Copy out every line of the data exactly.

··· Source data ···

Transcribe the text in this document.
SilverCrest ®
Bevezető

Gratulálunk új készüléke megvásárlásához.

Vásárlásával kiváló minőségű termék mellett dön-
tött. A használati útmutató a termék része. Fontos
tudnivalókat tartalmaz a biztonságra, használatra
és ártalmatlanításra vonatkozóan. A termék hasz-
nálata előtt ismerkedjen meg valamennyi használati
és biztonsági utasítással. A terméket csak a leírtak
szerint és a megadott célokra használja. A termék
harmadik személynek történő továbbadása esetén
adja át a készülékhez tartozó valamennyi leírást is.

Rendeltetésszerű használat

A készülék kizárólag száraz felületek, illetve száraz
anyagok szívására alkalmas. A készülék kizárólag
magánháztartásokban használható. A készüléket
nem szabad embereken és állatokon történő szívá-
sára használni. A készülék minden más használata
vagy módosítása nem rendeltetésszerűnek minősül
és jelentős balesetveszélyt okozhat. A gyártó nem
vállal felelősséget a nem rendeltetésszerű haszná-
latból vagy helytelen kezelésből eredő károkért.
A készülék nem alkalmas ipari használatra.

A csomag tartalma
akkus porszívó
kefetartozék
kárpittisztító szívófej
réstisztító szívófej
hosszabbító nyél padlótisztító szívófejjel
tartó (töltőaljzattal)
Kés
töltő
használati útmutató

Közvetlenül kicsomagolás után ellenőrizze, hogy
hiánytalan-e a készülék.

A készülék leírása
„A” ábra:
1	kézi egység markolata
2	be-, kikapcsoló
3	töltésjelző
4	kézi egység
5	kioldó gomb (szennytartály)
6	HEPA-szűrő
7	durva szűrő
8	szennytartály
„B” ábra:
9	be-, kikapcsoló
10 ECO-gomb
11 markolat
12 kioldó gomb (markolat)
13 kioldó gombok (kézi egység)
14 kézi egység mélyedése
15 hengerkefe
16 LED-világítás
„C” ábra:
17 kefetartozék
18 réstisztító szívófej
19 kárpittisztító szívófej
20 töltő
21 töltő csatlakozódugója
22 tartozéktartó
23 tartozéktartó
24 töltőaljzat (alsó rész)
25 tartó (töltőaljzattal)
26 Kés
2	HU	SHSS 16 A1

···

◆ Completed exercise
Transcribe the text in this document.
SilverCrest ®
Bevezető

Gratulálunk új készüléke megvásárlásához.

Vásárlásával kiváló minőségű termék mellett dön-
tött. A használati útmutató a termék része. Fontos
tudnivalókat tartalmaz a biztonságra, használatra
és ártalmatlanításra vonatkozóan. A termék hasz-
nálata előtt ismerkedjen meg valamennyi használati
és biztonsági utasítással. A terméket csak a leírtak
szerint és a megadott célokra használja. A termék
harmadik személynek történő továbbadása esetén
adja át a készülékhez tartozó valamennyi leírást is.

Rendeltetésszerű használat

A készülék kizárólag száraz felületek, illetve száraz
anyagok szívására alkalmas. A készülék kizárólag
magánháztartásokban használható. A készüléket
nem szabad embereken és állatokon történő szívá-
sára használni. A készülék minden más használata
vagy módosítása nem rendeltetésszerűnek minősül
és jelentős balesetveszélyt okozhat. A gyártó nem
vállal felelősséget a nem rendeltetésszerű haszná-
latból vagy helytelen kezelésből eredő károkért.
A készülék nem alkalmas ipari használatra.

A csomag tartalma
akkus porszívó
kefetartozék
kárpittisztító szívófej
réstisztító szívófej
hosszabbító nyél padlótisztító szívófejjel
tartó (töltőaljzattal)
Kés
töltő
használati útmutató

Közvetlenül kicsomagolás után ellenőrizze, hogy
hiánytalan-e a készülék.

A készülék leírása
„A” ábra:
1	kézi egység markolata
2	be-, kikapcsoló
3	töltésjelző
4	kézi egység
5	kioldó gomb (szennytartály)
6	HEPA-szűrő
7	durva szűrő
8	szennytartály
„B” ábra:
9	be-, kikapcsoló
10 ECO-gomb
11 markolat
12 kioldó gomb (markolat)
13 kioldó gombok (kézi egység)
14 kézi egység mélyedése
15 hengerkefe
16 LED-világítás
„C” ábra:
17 kefetartozék
18 réstisztító szívófej
19 kárpittisztító szívófej
20 töltő
21 töltő csatlakozódugója
22 tartozéktartó
23 tartozéktartó
24 töltőaljzat (alsó rész)
25 tartó (töltőaljzattal)
26 Kés
2	HU	SHSS 16 A1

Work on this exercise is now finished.